Records about charts and figures
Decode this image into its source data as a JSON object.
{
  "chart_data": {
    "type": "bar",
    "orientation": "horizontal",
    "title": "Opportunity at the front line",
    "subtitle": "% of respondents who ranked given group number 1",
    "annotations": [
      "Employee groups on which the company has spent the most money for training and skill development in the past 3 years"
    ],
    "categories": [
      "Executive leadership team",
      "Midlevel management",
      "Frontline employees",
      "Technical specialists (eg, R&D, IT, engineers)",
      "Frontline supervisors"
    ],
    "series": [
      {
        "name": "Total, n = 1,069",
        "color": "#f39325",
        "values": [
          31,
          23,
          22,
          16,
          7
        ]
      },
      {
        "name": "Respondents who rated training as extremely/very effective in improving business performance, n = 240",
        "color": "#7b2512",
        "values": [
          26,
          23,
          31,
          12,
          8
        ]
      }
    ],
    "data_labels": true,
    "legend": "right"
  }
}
* * *
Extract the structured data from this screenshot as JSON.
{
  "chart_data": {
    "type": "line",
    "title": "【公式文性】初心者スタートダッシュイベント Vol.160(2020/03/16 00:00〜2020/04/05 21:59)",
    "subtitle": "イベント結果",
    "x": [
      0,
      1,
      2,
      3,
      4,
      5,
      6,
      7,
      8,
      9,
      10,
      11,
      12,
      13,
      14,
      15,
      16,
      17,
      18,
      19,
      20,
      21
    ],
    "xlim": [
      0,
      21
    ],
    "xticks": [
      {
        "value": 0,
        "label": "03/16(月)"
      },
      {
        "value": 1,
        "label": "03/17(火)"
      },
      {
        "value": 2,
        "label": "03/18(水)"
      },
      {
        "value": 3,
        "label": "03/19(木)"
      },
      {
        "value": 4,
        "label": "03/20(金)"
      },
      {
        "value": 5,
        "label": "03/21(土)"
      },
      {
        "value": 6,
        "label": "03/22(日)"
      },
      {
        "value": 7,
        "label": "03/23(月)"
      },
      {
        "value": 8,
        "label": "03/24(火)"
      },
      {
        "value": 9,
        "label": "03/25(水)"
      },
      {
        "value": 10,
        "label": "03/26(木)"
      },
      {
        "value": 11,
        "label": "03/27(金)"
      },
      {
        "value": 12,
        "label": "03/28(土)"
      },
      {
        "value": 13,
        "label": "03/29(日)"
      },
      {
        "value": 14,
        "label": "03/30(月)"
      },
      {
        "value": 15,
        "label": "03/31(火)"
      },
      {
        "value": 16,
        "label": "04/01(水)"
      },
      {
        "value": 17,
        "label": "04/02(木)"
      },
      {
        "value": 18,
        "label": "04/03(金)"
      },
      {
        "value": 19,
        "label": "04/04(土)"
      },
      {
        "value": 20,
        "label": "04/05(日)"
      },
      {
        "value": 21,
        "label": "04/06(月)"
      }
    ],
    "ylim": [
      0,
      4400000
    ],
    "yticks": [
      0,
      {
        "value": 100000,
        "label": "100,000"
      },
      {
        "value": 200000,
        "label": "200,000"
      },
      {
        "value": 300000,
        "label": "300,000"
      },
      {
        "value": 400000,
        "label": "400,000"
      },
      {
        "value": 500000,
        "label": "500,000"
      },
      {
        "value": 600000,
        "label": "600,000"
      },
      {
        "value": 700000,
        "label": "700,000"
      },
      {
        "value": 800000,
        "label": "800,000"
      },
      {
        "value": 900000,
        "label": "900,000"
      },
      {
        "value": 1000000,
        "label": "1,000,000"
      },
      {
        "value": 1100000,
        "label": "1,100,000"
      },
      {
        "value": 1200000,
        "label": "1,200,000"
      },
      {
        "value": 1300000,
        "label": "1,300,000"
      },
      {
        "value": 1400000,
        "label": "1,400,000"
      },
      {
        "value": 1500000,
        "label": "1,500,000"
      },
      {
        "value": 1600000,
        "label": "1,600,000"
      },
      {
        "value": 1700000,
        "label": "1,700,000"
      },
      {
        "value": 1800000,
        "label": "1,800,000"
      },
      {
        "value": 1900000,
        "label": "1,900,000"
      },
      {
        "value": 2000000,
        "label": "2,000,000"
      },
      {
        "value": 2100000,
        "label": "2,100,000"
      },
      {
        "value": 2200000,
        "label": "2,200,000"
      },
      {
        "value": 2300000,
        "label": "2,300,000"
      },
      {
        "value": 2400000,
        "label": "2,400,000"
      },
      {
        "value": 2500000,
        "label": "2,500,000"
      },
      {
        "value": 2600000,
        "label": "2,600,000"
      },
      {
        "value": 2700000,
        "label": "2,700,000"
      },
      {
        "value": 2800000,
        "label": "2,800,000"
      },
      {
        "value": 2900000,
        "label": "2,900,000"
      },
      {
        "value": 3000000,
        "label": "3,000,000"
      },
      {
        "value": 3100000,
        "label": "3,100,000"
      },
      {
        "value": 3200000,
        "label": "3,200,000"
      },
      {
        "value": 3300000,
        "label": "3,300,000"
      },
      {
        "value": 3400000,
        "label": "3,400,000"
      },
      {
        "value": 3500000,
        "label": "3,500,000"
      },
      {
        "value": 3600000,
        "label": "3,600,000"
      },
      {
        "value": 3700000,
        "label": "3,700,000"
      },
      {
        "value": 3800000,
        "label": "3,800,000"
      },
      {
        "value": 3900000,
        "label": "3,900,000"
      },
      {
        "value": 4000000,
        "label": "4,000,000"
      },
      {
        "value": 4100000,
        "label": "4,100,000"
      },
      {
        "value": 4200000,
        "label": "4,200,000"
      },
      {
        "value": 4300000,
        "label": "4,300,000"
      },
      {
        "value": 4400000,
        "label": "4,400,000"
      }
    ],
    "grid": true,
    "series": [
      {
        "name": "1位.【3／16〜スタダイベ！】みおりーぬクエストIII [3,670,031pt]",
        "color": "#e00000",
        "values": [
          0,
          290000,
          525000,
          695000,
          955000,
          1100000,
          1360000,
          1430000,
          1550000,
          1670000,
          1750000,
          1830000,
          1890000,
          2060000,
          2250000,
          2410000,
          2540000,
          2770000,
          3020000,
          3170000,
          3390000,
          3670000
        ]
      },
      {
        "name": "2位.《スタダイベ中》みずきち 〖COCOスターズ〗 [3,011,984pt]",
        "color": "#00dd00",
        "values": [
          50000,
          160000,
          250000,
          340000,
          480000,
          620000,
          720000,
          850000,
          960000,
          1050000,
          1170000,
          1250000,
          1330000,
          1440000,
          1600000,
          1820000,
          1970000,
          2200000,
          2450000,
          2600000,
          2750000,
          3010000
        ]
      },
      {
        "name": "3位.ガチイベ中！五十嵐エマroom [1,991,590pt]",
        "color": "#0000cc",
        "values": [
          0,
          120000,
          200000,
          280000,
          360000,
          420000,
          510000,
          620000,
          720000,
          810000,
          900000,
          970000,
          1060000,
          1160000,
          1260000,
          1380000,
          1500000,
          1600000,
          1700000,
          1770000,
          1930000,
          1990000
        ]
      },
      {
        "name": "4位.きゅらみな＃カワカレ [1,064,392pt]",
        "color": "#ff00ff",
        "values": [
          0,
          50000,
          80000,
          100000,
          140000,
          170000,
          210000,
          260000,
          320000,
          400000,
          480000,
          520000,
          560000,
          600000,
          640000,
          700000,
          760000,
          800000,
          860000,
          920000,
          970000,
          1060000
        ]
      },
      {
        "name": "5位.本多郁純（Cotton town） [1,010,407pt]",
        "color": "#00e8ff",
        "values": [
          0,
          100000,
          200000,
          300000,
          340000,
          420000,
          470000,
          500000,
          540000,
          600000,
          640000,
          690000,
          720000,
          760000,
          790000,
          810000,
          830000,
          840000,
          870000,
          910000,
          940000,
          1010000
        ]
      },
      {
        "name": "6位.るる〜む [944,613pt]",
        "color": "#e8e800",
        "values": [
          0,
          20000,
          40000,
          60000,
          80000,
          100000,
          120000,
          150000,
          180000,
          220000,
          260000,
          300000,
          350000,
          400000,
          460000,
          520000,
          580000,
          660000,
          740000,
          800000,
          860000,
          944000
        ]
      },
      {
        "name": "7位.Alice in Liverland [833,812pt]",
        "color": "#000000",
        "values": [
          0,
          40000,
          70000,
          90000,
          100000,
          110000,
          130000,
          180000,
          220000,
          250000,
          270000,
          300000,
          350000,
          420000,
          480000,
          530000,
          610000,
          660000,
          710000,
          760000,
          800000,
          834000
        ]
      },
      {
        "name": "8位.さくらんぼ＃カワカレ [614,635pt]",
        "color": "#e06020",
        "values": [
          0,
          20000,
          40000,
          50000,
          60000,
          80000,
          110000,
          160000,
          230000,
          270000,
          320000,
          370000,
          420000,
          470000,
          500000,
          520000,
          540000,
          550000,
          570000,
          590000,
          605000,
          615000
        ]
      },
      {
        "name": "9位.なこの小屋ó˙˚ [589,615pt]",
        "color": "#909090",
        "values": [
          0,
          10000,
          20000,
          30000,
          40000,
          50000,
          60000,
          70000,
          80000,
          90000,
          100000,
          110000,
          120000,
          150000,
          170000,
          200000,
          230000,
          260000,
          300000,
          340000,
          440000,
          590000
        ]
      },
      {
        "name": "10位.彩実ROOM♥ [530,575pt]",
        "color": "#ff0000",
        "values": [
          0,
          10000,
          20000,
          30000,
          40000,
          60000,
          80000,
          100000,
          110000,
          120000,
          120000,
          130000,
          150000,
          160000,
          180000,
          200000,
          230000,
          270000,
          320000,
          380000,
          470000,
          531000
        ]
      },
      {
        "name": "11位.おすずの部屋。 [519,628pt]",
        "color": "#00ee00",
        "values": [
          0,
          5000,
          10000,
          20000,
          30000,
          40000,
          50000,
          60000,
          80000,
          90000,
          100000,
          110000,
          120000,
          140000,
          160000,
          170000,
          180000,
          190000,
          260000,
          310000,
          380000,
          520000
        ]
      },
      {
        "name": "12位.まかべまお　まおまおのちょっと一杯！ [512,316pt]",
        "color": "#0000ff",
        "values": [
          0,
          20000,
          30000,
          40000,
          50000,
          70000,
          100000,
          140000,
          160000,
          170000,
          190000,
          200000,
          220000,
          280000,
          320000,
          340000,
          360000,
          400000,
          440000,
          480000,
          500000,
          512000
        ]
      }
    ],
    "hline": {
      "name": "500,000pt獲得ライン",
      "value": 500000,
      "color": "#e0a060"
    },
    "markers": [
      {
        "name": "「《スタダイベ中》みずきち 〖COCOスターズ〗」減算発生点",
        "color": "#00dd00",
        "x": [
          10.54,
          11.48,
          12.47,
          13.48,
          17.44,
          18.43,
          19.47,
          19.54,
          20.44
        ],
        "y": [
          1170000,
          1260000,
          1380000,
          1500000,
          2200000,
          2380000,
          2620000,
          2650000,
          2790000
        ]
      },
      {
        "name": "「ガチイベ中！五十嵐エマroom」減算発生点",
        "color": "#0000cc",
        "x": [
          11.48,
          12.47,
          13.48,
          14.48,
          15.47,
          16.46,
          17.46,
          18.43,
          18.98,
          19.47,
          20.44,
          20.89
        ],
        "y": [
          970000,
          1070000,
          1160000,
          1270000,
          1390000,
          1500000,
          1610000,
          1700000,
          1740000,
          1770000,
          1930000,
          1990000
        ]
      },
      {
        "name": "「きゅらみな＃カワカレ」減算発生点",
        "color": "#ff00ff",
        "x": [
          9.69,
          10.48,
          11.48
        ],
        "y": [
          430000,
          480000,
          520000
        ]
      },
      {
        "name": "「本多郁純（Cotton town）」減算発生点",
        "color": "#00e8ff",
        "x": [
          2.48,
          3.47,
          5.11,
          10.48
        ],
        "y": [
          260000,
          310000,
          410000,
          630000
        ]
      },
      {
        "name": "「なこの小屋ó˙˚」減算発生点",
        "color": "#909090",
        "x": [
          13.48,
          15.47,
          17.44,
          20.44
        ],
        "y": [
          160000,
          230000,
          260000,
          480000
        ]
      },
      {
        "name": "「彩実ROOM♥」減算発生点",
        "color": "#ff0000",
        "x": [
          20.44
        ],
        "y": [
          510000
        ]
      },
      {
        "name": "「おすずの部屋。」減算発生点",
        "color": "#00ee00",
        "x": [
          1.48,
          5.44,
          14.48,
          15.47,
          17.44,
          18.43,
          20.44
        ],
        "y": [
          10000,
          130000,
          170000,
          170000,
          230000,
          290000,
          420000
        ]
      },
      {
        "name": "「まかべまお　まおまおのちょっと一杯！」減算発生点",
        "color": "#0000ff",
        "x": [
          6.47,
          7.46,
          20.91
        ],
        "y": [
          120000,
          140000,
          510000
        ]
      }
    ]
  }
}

**EXERCISE OBJECTIVE:** Go through the listing above and report how many of its lines contain the word "みずきち", with only the number as output.

**RESPONSE:** 2